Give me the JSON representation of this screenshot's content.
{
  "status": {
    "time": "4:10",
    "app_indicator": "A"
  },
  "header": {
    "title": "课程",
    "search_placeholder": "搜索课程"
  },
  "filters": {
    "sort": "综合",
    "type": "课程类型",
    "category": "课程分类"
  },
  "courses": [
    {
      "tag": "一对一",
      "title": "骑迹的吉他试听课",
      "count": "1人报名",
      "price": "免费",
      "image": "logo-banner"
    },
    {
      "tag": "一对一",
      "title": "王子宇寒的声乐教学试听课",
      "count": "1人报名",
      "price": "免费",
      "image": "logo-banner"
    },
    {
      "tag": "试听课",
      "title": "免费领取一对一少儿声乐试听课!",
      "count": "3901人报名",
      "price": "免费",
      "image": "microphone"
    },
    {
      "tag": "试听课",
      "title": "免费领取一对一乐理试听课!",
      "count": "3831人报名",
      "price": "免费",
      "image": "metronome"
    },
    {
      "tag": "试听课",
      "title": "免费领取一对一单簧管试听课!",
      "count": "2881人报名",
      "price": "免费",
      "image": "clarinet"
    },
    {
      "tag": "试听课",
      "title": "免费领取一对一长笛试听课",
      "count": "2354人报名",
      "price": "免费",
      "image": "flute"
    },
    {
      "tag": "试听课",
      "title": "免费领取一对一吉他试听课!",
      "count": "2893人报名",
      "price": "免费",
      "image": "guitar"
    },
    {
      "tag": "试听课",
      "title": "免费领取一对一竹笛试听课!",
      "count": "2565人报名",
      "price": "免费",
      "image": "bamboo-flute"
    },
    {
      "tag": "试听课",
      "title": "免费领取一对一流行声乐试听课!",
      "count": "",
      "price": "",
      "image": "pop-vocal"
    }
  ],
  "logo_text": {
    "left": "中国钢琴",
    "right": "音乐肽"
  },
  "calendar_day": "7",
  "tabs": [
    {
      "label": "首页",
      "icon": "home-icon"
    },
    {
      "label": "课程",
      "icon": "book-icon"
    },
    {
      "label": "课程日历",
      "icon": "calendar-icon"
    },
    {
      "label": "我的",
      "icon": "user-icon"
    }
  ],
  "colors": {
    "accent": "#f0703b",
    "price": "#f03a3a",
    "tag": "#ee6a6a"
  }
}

• • • •

* BRIEF
From the entries above, select each line containing the string "count".

* WRITTEN ANSWER
      "count": "1人报名",
      "count": "1人报名",
      "count": "3901人报名",
      "count": "3831人报名",
      "count": "2881人报名",
      "count": "2354人报名",
      "count": "2893人报名",
      "count": "2565人报名",
      "count": "",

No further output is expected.